(Extracted records)
──────

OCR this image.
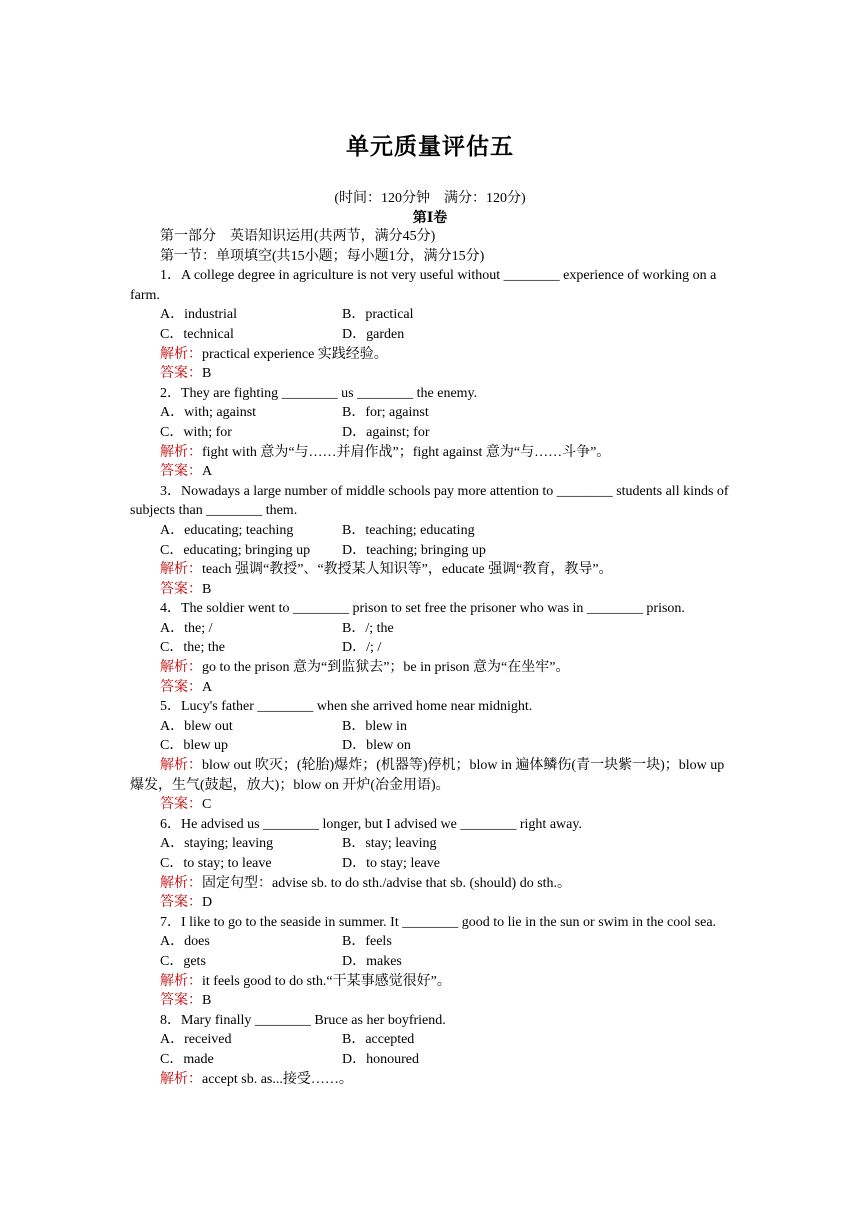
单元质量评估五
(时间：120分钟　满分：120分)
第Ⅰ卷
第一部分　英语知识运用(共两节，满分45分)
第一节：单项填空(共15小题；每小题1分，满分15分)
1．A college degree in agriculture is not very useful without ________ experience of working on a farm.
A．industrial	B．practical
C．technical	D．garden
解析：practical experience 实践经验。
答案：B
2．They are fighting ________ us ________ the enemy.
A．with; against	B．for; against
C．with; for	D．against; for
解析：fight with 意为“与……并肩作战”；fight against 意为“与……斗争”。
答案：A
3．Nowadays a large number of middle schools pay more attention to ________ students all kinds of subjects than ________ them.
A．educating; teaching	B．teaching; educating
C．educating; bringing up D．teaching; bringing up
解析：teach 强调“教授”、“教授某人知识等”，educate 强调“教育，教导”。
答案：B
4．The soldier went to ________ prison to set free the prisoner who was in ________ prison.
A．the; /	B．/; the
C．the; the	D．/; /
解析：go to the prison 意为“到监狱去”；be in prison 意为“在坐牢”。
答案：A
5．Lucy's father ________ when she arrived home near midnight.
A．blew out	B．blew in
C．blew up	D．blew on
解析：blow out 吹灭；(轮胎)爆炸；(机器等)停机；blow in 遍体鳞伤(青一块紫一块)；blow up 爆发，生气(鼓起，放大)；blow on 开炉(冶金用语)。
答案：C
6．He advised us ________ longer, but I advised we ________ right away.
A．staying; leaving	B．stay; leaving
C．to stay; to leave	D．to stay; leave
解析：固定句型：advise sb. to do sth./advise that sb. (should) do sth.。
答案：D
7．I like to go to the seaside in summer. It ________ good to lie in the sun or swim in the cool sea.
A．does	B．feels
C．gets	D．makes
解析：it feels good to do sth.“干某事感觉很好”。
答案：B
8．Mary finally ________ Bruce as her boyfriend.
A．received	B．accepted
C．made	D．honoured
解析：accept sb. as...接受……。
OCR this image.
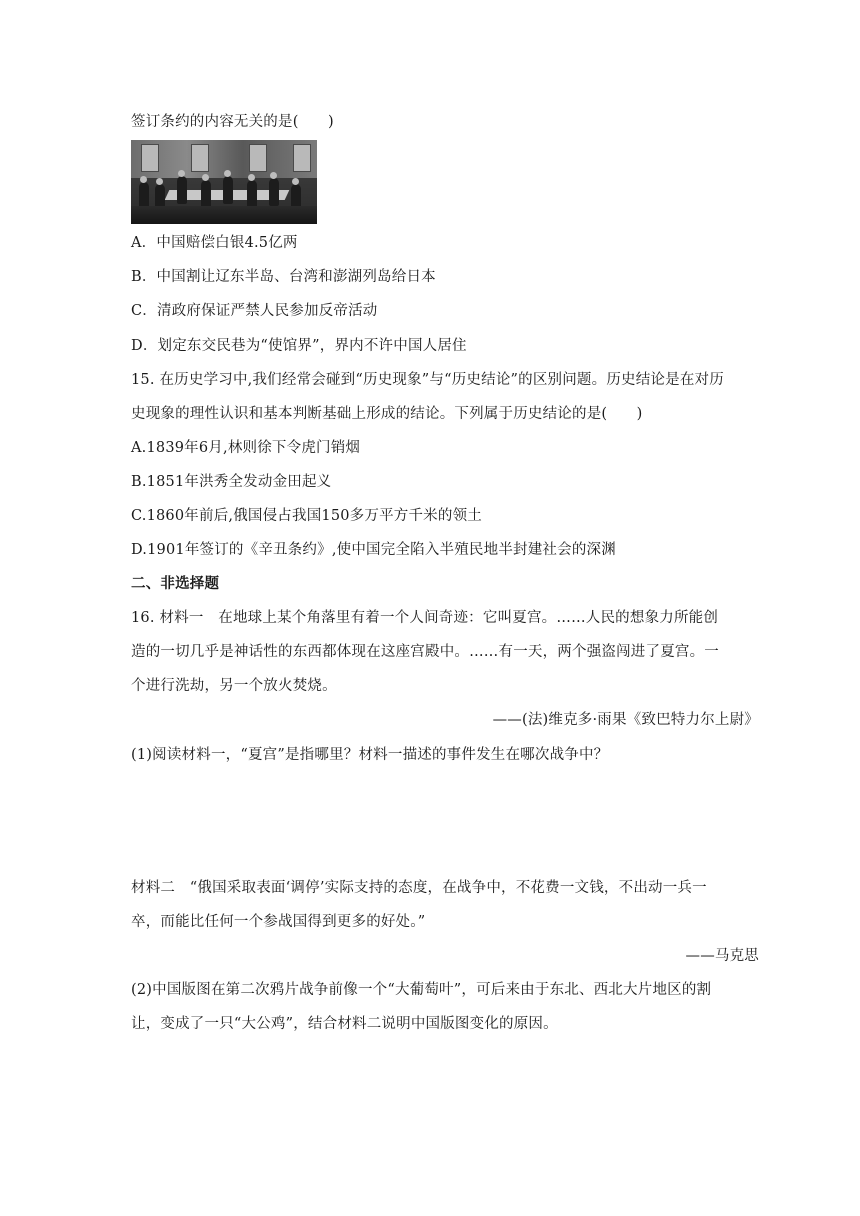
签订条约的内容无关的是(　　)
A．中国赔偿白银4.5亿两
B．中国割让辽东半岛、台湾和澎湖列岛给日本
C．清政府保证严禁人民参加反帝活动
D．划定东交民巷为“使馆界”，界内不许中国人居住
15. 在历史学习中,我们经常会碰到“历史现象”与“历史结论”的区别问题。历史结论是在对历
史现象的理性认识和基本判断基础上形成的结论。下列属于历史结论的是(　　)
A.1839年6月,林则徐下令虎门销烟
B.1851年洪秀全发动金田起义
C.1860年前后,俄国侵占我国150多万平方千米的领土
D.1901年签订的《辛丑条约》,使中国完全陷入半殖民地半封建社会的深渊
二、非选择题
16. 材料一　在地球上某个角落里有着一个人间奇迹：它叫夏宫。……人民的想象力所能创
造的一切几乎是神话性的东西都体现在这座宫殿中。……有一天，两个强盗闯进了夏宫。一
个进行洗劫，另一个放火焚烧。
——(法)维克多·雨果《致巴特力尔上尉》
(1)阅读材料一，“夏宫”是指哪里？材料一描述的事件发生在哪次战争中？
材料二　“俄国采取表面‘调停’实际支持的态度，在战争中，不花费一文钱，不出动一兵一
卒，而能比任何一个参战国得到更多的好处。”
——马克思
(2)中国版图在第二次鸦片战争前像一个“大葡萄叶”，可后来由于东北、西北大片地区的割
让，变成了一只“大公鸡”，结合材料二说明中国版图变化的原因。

──────

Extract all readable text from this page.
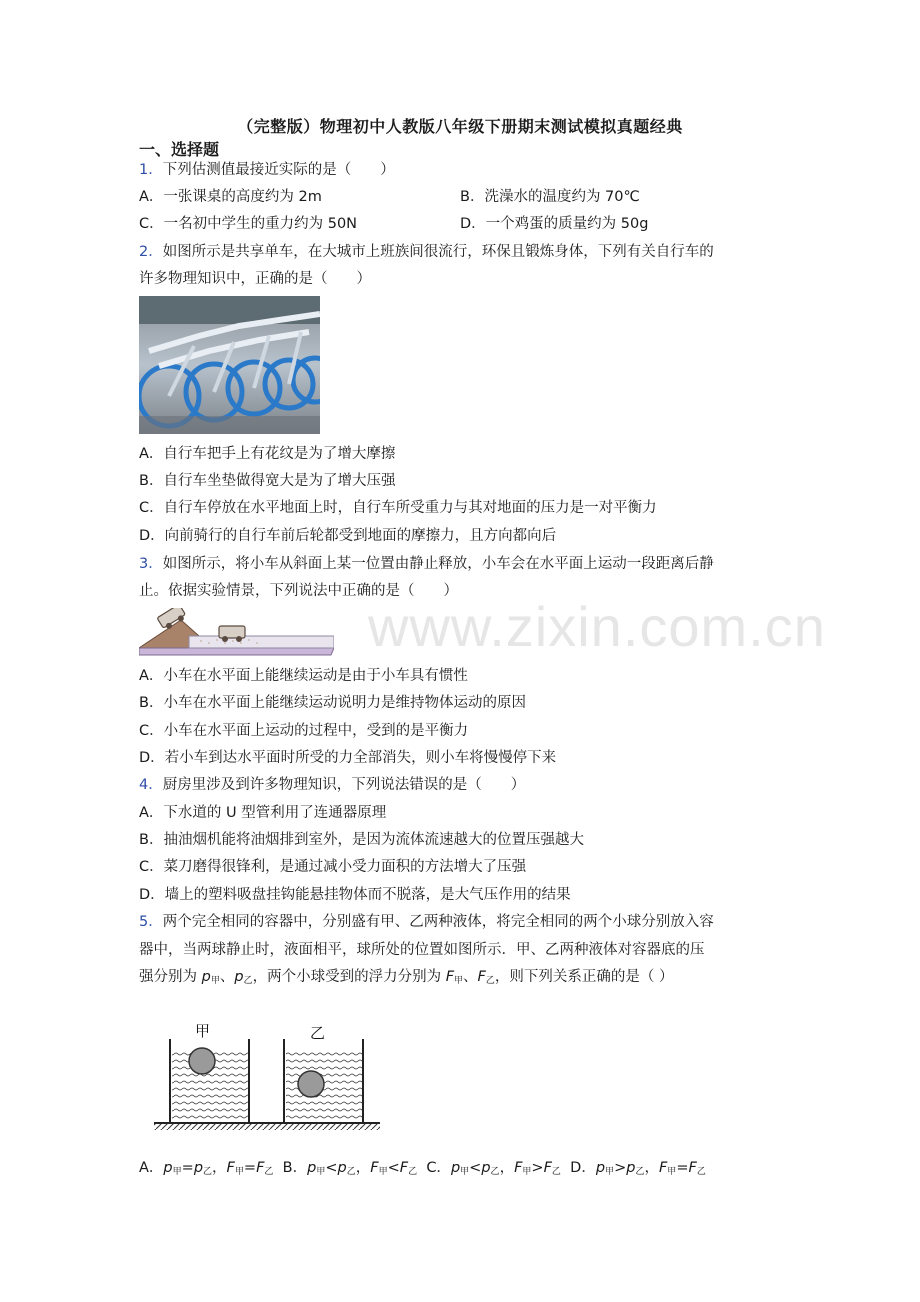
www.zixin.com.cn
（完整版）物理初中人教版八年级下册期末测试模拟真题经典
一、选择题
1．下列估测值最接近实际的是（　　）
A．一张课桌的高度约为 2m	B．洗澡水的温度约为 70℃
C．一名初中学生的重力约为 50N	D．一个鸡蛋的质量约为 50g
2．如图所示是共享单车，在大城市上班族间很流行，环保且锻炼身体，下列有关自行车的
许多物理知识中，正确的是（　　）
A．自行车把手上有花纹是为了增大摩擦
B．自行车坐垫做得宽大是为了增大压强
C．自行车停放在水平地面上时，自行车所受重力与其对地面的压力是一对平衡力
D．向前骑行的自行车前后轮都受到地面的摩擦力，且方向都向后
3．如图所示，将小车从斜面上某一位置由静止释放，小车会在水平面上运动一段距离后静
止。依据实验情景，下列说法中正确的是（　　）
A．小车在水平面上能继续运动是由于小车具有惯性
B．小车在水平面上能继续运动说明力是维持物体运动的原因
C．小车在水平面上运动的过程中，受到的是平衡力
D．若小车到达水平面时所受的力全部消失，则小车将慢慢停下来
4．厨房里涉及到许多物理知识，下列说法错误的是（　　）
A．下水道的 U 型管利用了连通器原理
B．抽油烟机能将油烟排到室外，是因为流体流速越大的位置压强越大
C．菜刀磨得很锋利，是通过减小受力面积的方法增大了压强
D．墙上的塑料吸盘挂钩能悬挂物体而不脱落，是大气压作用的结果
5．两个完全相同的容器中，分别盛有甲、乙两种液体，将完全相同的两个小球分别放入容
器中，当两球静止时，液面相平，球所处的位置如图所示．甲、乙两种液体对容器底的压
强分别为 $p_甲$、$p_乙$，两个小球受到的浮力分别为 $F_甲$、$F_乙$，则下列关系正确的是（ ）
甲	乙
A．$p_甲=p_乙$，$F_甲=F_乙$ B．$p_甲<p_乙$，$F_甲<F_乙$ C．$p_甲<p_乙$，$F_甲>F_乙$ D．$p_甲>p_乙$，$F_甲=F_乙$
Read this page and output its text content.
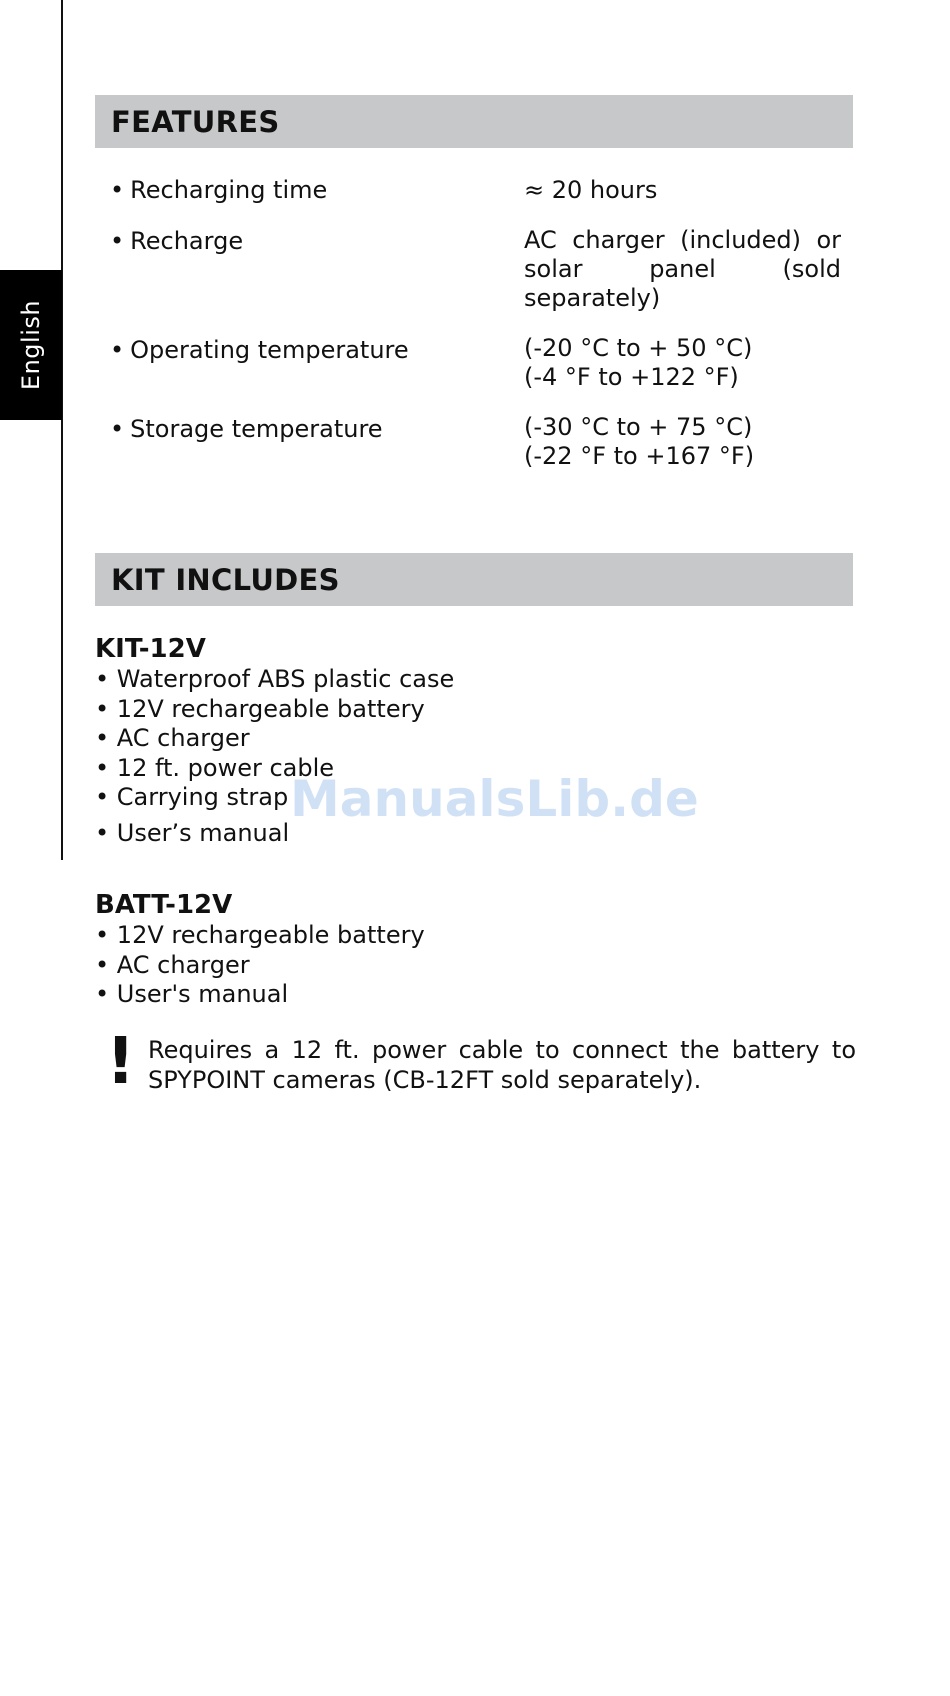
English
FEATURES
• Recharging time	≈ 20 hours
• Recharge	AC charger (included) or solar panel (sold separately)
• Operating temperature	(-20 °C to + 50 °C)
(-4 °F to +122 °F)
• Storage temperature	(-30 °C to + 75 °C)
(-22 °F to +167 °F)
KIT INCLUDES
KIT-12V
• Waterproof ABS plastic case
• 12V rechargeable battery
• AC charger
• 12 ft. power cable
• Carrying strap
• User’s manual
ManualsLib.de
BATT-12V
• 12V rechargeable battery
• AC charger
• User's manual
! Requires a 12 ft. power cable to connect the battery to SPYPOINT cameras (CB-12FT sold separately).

──────

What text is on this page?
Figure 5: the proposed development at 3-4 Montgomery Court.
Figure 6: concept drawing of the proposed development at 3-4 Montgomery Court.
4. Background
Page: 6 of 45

──────

* TASK PROMPT
State the count of lines with the word "stay" in them, and write nothing else.

* RIGHT ANSWER
2